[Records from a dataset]
^^^^^^^^^^^^^^^^

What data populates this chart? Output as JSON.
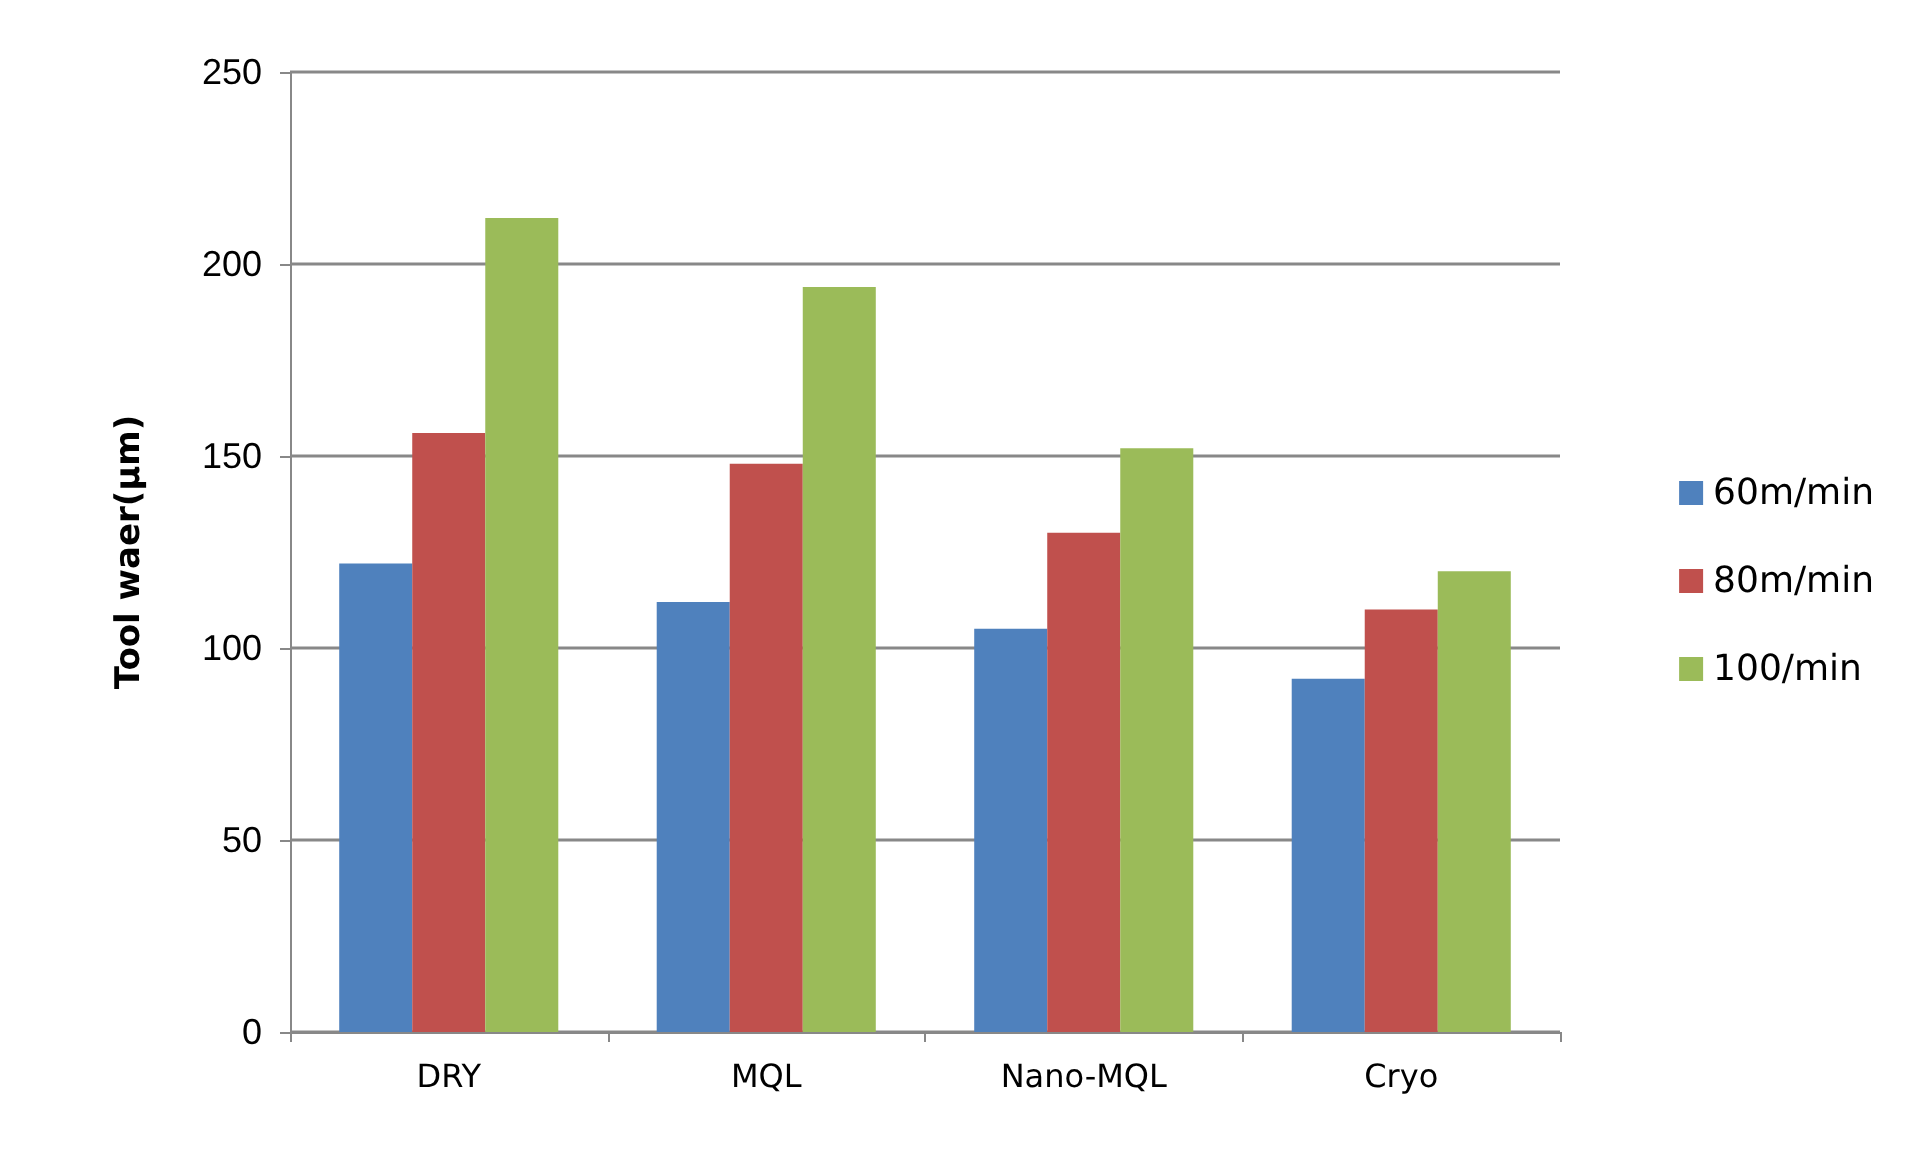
{
  "chart_data": {
    "type": "bar",
    "ylabel": "Tool waer(µm)",
    "categories": [
      "DRY",
      "MQL",
      "Nano-MQL",
      "Cryo"
    ],
    "series": [
      {
        "name": "60m/min",
        "color": "#4f81bd",
        "values": [
          122,
          112,
          105,
          92
        ]
      },
      {
        "name": "80m/min",
        "color": "#c0504d",
        "values": [
          156,
          148,
          130,
          110
        ]
      },
      {
        "name": "100/min",
        "color": "#9bbb59",
        "values": [
          212,
          194,
          152,
          120
        ]
      }
    ],
    "ylim": [
      0,
      250
    ],
    "yticks": [
      0,
      50,
      100,
      150,
      200,
      250
    ],
    "grid": "y",
    "legend": "right"
  }
}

^^^^^^^^^^^^^^^^

*STATED GOAL*: Report every line in the data above in which the word "color" appears.

*SOLUTION TO THIS EXERCISE*:
        "color": "#4f81bd",
        "color": "#c0504d",
        "color": "#9bbb59",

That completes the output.